EXERCISE A>
Answer these questions about the thread on sealing inside a Graphene enclave, giving each answer on its own line with the same marker:
(i) Which GitHub library did the author try to imitate by running C code inside Graphene and passing it to Python?
(ii) Of sealing and remote attestation, which one does the reply from donporter say has some support?
(iii) For which system other than Graphene does the sgx-ra-tls repository demonstrate use from within Python?

Given we have professor Porter on the thread: may I ask whether there is any known easy way to implement sealing and remote attestation (well at least seaing) inside graphene enclave? I tried something very similar to this library: https://github.com/adombeck/python-sgx by running some C code inside graphene and pass to python. But no luck--the program fails with no output. I probably should start another issue to discuss that topic. Thanks again for help.

@donporter
Copy link
Contributor

@chiache ?

I do not believe we support sealing, but there is some support for remote attestation.

@thomasknauth
Copy link
Contributor

https://github.com/cloud-security-research/sgx-ra-tls/blob/master/README.md maybe this could help? There are examples how to use the RA-TLS library with Graphene. Doing it from within Python should be doable with minimal effort. In fact, the repo demonstrates how to do it from within Python but for SGX-LKL instead of Graphene.

@tarikova
Copy link
Author

Oh wow! This is very helpful @thomasknauth 👍 Thanks so much. I will take a look.

Sealing would be incredibly helpful as that's one way to persist say some sort of key or certificates on a server that we do not trust by design. I will keep trying the swig based solution that I am rooting for i.e. compile a library file that can call the underlying sgx_seal_data function from sgx_tseal.h and then try to call it from python code that is running inside the enclave.

I wonder if anyone has ever been successful doing this?

EXTRACTED MATERIAL>
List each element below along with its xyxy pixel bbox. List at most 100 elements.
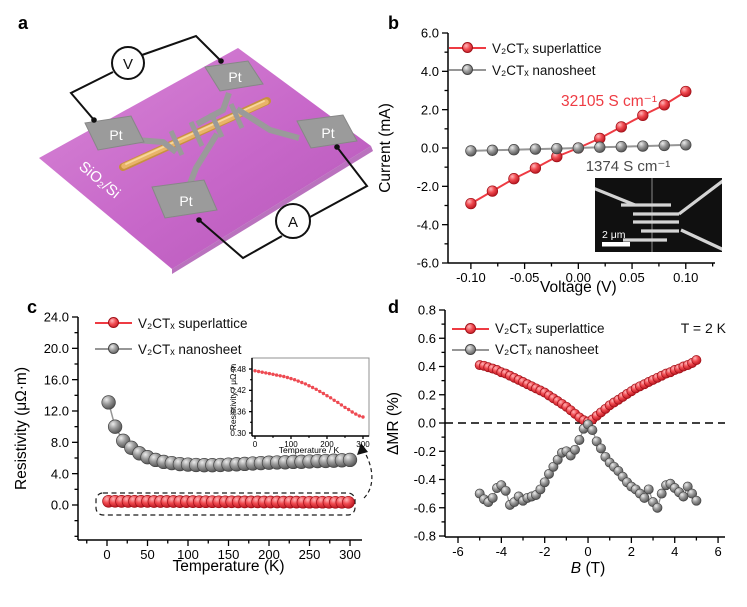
- data-point: [357, 414, 362, 418]
- series-nanosheet-c: [101, 395, 358, 473]
- data-point: [289, 376, 293, 381]
- sem-inset-image: 2 μm: [595, 178, 722, 252]
- data-point: [574, 435, 585, 445]
- tick-labels-d: -6 -4 -2 0 2 4 6 -0.8 -0.6 -0.4 -0.2 0.0 0.2 0.4 0.6 0.…: [414, 303, 722, 559]
- data-point: [350, 410, 354, 414]
- y-tick-label: -2.0: [417, 179, 439, 194]
- panel-a-letter: a: [18, 13, 29, 33]
- data-point: [267, 371, 272, 376]
- y-tick-label: -0.2: [414, 444, 436, 459]
- substrate-edge: [172, 146, 373, 274]
- y-tick-label: -4.0: [417, 217, 439, 232]
- legend-label: V₂CTₓ superlattice: [138, 315, 248, 331]
- y-tick-label: -6.0: [417, 256, 439, 271]
- legend-label: V₂CTₓ nanosheet: [492, 62, 596, 78]
- ammeter-label: A: [288, 214, 298, 231]
- series-marker-icon: [108, 317, 119, 328]
- x-tick-label: 300: [356, 440, 370, 449]
- data-point: [587, 425, 598, 436]
- x-tick-label: 100: [284, 440, 298, 449]
- data-point: [535, 484, 546, 495]
- legend-item-superlattice: V₂CTₓ superlattice: [95, 310, 247, 336]
- legend-key: [452, 322, 489, 335]
- data-point: [596, 443, 606, 454]
- pt-label-bottom: Pt: [179, 193, 192, 209]
- data-point: [637, 140, 649, 152]
- data-point: [643, 484, 654, 495]
- legend-c: V₂CTₓ superlattice V₂CTₓ nanosheet: [95, 310, 247, 362]
- data-point: [278, 374, 282, 378]
- ticks-c_inset: [249, 368, 364, 439]
- data-point: [687, 488, 698, 499]
- x-tick-label: -2: [539, 544, 551, 559]
- x-tick-label: -0.10: [456, 270, 486, 285]
- data-point: [548, 461, 559, 472]
- sem-electrodes: [595, 179, 722, 251]
- x-axis-label-d: B (T): [571, 560, 605, 577]
- voltmeter-icon: V: [111, 46, 145, 80]
- data-point: [285, 375, 290, 380]
- pt-pad-left: [84, 115, 145, 151]
- x-axis-label-c_inset: Temperature / K: [279, 445, 340, 455]
- y-tick-label: 0.6: [418, 331, 436, 346]
- legend-label: V₂CTₓ superlattice: [492, 40, 602, 56]
- pt-label-top: Pt: [228, 69, 241, 85]
- y-tick-label: 20.0: [44, 341, 69, 356]
- data-point: [486, 185, 499, 197]
- data-point: [274, 373, 279, 377]
- x-tick-label: 0.00: [566, 270, 591, 285]
- conductivity-superlattice-annotation: 32105 S cm⁻¹: [560, 93, 658, 110]
- data-point: [465, 197, 477, 210]
- x-tick-label: 6: [714, 544, 721, 559]
- y-tick-label: 4.0: [421, 64, 439, 79]
- tick-labels-b: -0.10 -0.05 0.00 0.05 0.10 -6.0 -4.0 -2.0 0.0 2.0…: [417, 26, 699, 285]
- legend-item-superlattice: V₂CTₓ superlattice: [449, 37, 601, 59]
- ticks-d: [439, 309, 719, 543]
- data-point: [321, 391, 326, 396]
- x-axis-label-c: Temperature (K): [173, 558, 285, 575]
- panel-d-letter: d: [388, 297, 399, 317]
- pt-label-left: Pt: [109, 127, 122, 143]
- series-marker-icon: [462, 64, 473, 75]
- series-nanosheet-d: [474, 419, 702, 513]
- legend-key: [95, 343, 132, 355]
- data-point: [652, 502, 663, 513]
- legend-label: V₂CTₓ nanosheet: [138, 341, 242, 357]
- data-point: [292, 378, 297, 382]
- y-tick-label: 12.0: [44, 404, 69, 419]
- y-tick-label: -0.6: [414, 500, 436, 515]
- y-tick-label: 0.48: [230, 365, 246, 374]
- x-tick-label: -6: [452, 544, 464, 559]
- y-tick-label: 4.0: [51, 466, 69, 481]
- data-point: [615, 141, 627, 153]
- y-tick-label: 0.2: [418, 387, 436, 402]
- x-tick-label: 0: [253, 440, 258, 449]
- data-point: [615, 121, 627, 133]
- y-tick-label: 0.0: [418, 416, 436, 431]
- temperature-condition-label: T = 2 K: [680, 320, 726, 336]
- data-point: [680, 139, 692, 151]
- data-point: [691, 495, 702, 506]
- legend-item-nanosheet: V₂CTₓ nanosheet: [452, 339, 604, 360]
- data-point: [678, 491, 689, 502]
- x-tick-label: 200: [320, 440, 334, 449]
- x-tick-label: 0: [584, 544, 591, 559]
- legend-key: [452, 343, 489, 356]
- legend-item-nanosheet: V₂CTₓ nanosheet: [449, 59, 601, 81]
- data-point: [539, 477, 550, 488]
- pt-pad-top: [204, 60, 264, 92]
- x-tick-label: 0: [103, 547, 110, 562]
- tick-labels-c: 0 50 100 150 200 250 300 0.0 4.0 8.0 12.0 16.0 20.0 2…: [44, 310, 361, 562]
- data-point: [594, 141, 606, 153]
- series-superlattice-d: [474, 355, 702, 427]
- legend-item-superlattice: V₂CTₓ superlattice: [452, 318, 604, 339]
- legend-item-nanosheet: V₂CTₓ nanosheet: [95, 336, 247, 362]
- series-marker-icon: [465, 343, 476, 355]
- data-point: [500, 485, 511, 496]
- pt-pads: [84, 60, 358, 219]
- scale-bar: [602, 242, 630, 247]
- data-point: [544, 468, 554, 479]
- data-point: [342, 452, 358, 468]
- data-point: [639, 492, 650, 503]
- y-tick-label: 0.0: [421, 141, 439, 156]
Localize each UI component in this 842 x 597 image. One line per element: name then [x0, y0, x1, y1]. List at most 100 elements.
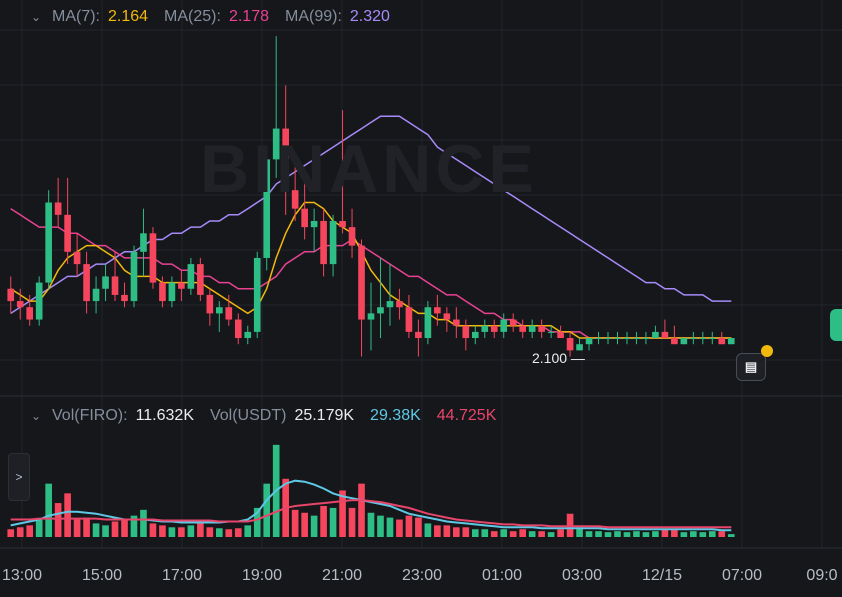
candle-body — [595, 338, 602, 340]
vol-firo-value: 11.632K — [135, 407, 194, 424]
candle-body — [301, 208, 308, 228]
volume-bar — [187, 525, 195, 537]
volume-bar — [396, 519, 403, 537]
volume-bar — [64, 493, 71, 537]
volume-bar — [718, 531, 726, 537]
volume-bar — [443, 525, 451, 537]
candle-body — [130, 251, 138, 302]
candle-body — [35, 282, 43, 320]
candle-body — [16, 301, 24, 308]
volume-bar — [490, 531, 498, 537]
candle-body — [708, 338, 716, 340]
volume-bar — [377, 515, 384, 537]
volume-bar — [538, 531, 545, 537]
chevron-down-icon[interactable]: ⌄ — [30, 10, 42, 24]
chevron-right-icon[interactable]: > — [8, 453, 30, 501]
volume-bar — [727, 534, 735, 537]
vol-ma-a-value: 29.38K — [370, 407, 421, 424]
volume-legend: ⌄ Vol(FIRO): 11.632K Vol(USDT) 25.179K 2… — [28, 407, 504, 425]
candle-body — [652, 331, 659, 339]
candle-body — [92, 288, 100, 302]
candle-body — [225, 307, 233, 320]
candle-body — [396, 301, 403, 308]
volume-bar — [699, 532, 707, 537]
candle-body — [121, 294, 128, 302]
volume-bar — [54, 503, 62, 537]
volume-bar — [206, 527, 214, 537]
volume-bar — [159, 525, 166, 537]
volume-bar — [462, 527, 470, 537]
candle-body — [585, 338, 593, 345]
candle-body — [178, 282, 185, 289]
volume-bar — [178, 527, 185, 537]
volume-bar — [73, 519, 81, 537]
volume-bar — [557, 529, 564, 537]
volume-bar — [358, 483, 365, 537]
candle-body — [443, 313, 451, 320]
x-tick-label: 21:00 — [322, 567, 362, 584]
volume-bar — [604, 532, 612, 537]
chart-settings-button[interactable]: ▤ — [736, 345, 773, 381]
candle-body — [490, 325, 498, 332]
candle-body — [642, 338, 650, 340]
candle-body — [547, 331, 555, 333]
candle-body — [73, 251, 81, 265]
candle-body — [358, 245, 365, 320]
chevron-down-icon[interactable]: ⌄ — [30, 409, 42, 423]
volume-ma-line-b — [10, 499, 732, 529]
volume-bar — [339, 490, 346, 537]
x-tick-label: 15:00 — [82, 567, 122, 584]
volume-bar — [140, 509, 147, 537]
candle-body — [576, 344, 583, 351]
volume-bar — [7, 529, 15, 537]
candle-body — [509, 319, 517, 326]
volume-bar — [320, 505, 327, 537]
candle-body — [282, 128, 289, 191]
candle-body — [310, 220, 318, 228]
x-tick-label: 19:00 — [242, 567, 282, 584]
volume-bar — [102, 525, 109, 537]
volume-bar — [111, 521, 119, 537]
volume-bar — [405, 515, 413, 537]
candle-body — [253, 257, 261, 332]
candle-body — [386, 301, 394, 308]
volume-bar — [576, 527, 583, 537]
candle-body — [623, 338, 631, 340]
x-tick-label: 01:00 — [482, 567, 522, 584]
volume-bar — [291, 509, 299, 537]
price-scale-handle[interactable] — [830, 309, 842, 341]
candle-body — [159, 282, 166, 302]
volume-bar — [121, 519, 128, 537]
candle-body — [140, 233, 147, 252]
candle-body — [434, 307, 441, 314]
volume-bar — [329, 507, 337, 537]
candle-body — [215, 307, 223, 314]
x-tick-label: 07:00 — [722, 567, 762, 584]
volume-bar — [197, 519, 204, 537]
candle-body — [149, 233, 157, 283]
candle-body — [329, 220, 337, 265]
candle-body — [64, 214, 71, 252]
volume-bar — [83, 517, 90, 537]
x-tick-label: 13:00 — [2, 567, 42, 584]
volume-bar — [168, 527, 176, 537]
candle-body — [415, 331, 422, 339]
candle-body — [519, 325, 527, 332]
watermark: BINANCE — [200, 131, 538, 207]
candle-body — [45, 202, 52, 283]
candle-body — [367, 313, 375, 320]
vol-ma-b-value: 44.725K — [436, 407, 497, 424]
candle-body — [680, 338, 688, 345]
candle-body — [263, 159, 271, 258]
candle-body — [291, 190, 299, 209]
volume-bar — [471, 529, 479, 537]
volume-bar — [386, 517, 394, 537]
volume-bar — [509, 531, 517, 537]
volume-bar — [642, 532, 650, 537]
vol-firo-label: Vol(FIRO): — [52, 407, 128, 424]
ma7-value: 2.164 — [108, 8, 149, 25]
volume-bar — [26, 525, 34, 537]
volume-bar — [614, 531, 621, 537]
volume-bar — [225, 529, 233, 537]
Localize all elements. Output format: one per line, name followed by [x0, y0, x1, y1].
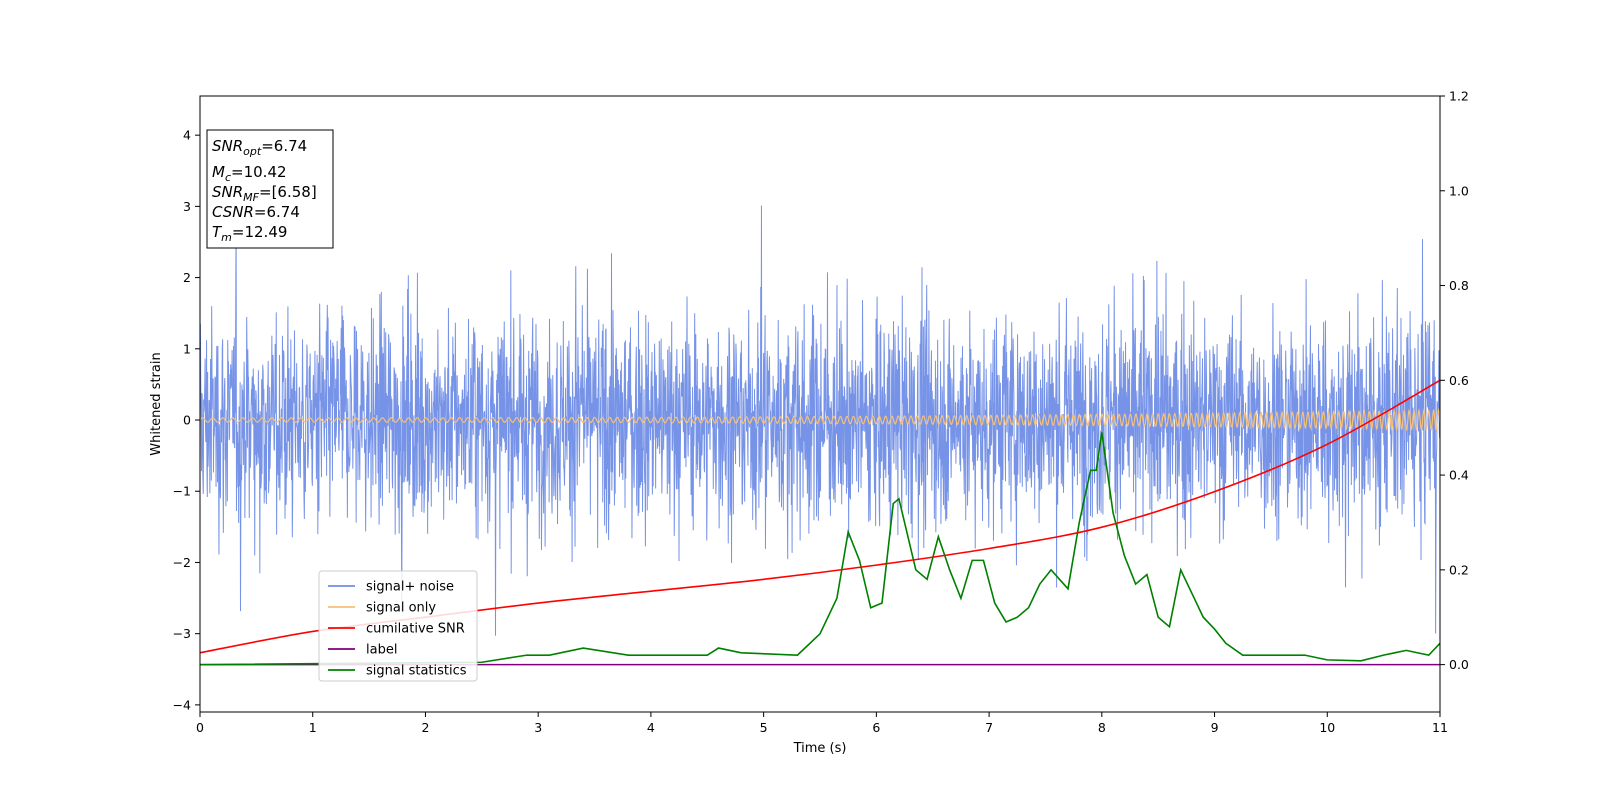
x-axis-label: Time (s) [793, 741, 847, 756]
x-tick-label: 9 [1211, 720, 1219, 735]
y2-tick-label: 0.2 [1449, 562, 1469, 577]
y-tick-label: 0 [183, 413, 191, 428]
legend-label: label [366, 643, 397, 658]
x-tick-label: 1 [309, 720, 317, 735]
x-tick-label: 4 [647, 720, 655, 735]
legend-label: signal statistics [366, 664, 467, 679]
series-signal-statistics [200, 432, 1440, 666]
legend-label: signal only [366, 601, 436, 616]
stat-line: Mc=10.42 [212, 163, 287, 184]
y2-tick-label: 1.2 [1449, 89, 1469, 104]
y-axis-right: 0.0 0.2 0.4 0.6 0.8 1.0 1.2 [1440, 89, 1469, 672]
stat-line: SNRopt=6.74 [212, 137, 307, 158]
y2-tick-label: 0.4 [1449, 468, 1469, 483]
signal-line [200, 407, 1440, 432]
y2-tick-label: 0.6 [1449, 373, 1469, 388]
y-axis-left: −4 −3 −2 −1 0 1 2 3 4 [173, 128, 200, 712]
x-tick-label: 10 [1319, 720, 1335, 735]
x-tick-label: 3 [534, 720, 542, 735]
y-tick-label: 2 [183, 270, 191, 285]
x-tick-label: 2 [421, 720, 429, 735]
y-axis-label: Whitened strain [149, 352, 164, 455]
y-tick-label: 1 [183, 341, 191, 356]
x-tick-label: 6 [872, 720, 880, 735]
y2-tick-label: 1.0 [1449, 183, 1469, 198]
statistics-line [200, 432, 1440, 666]
y-tick-label: −4 [173, 697, 191, 712]
y-tick-label: −1 [173, 484, 191, 499]
y-tick-label: −2 [173, 555, 191, 570]
legend-label: signal+ noise [366, 580, 454, 595]
stat-line: SNRMF=[6.58] [212, 183, 317, 204]
x-tick-label: 11 [1432, 720, 1448, 735]
x-tick-label: 5 [760, 720, 768, 735]
plot-frame [199, 95, 1441, 713]
series-signal-only [200, 407, 1440, 432]
stat-line: CSNR=6.74 [212, 203, 300, 221]
legend-label: cumilative SNR [366, 622, 465, 637]
x-tick-label: 8 [1098, 720, 1106, 735]
y-tick-label: −3 [173, 626, 191, 641]
stat-line: Tm=12.49 [212, 223, 287, 244]
legend: signal+ noise signal only cumilative SNR la… [318, 570, 478, 682]
stats-box: SNRopt=6.74 Mc=10.42SNRMF=[6.58]CSNR=6.74… [206, 129, 334, 249]
y2-tick-label: 0.0 [1449, 657, 1469, 672]
x-axis: 0 1 2 3 4 5 6 7 8 9 10 11 [196, 712, 1448, 735]
x-tick-label: 7 [985, 720, 993, 735]
y-tick-label: 4 [183, 128, 191, 143]
y-tick-label: 3 [183, 199, 191, 214]
y2-tick-label: 0.8 [1449, 278, 1469, 293]
x-tick-label: 0 [196, 720, 204, 735]
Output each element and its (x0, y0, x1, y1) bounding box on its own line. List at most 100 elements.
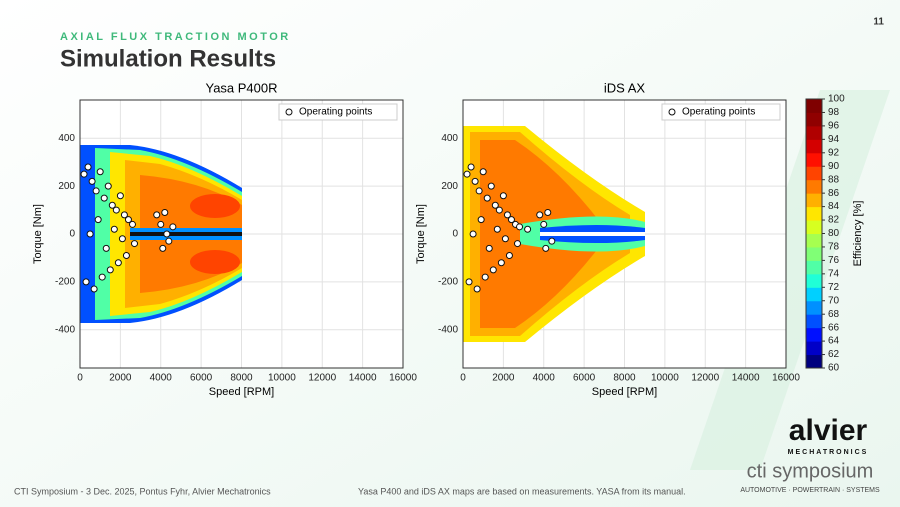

EXERCISE B> Rewrite the listing lines starting at the one containing "- data-point: [357, 414, 362, 418]" and ending at the one containing "- y-tick-label: -2.0: [417, 179, 439, 194]", switching "sem-inset-image" to "sem-inset-micrograph" and leaving everything else unchanged.

TASK OUTPUT A>
(i) https://github.com/adombeck/python-sgx
(ii) Remote attestation
(iii) SGX-LKL

TASK OUTPUT B>
- data-point: [357, 414, 362, 418]
- series-nanosheet-c: [101, 395, 358, 473]
- data-point: [289, 376, 293, 381]
- sem-inset-micrograph: 2 μm: [595, 178, 722, 252]
- data-point: [574, 435, 585, 445]
- tick-labels-d: -6 -4 -2 0 2 4 6 -0.8 -0.6 -0.4 -0.2 0.0 0.2 0.4 0.6 0.…: [414, 303, 722, 559]
- data-point: [350, 410, 354, 414]
- y-tick-label: -2.0: [417, 179, 439, 194]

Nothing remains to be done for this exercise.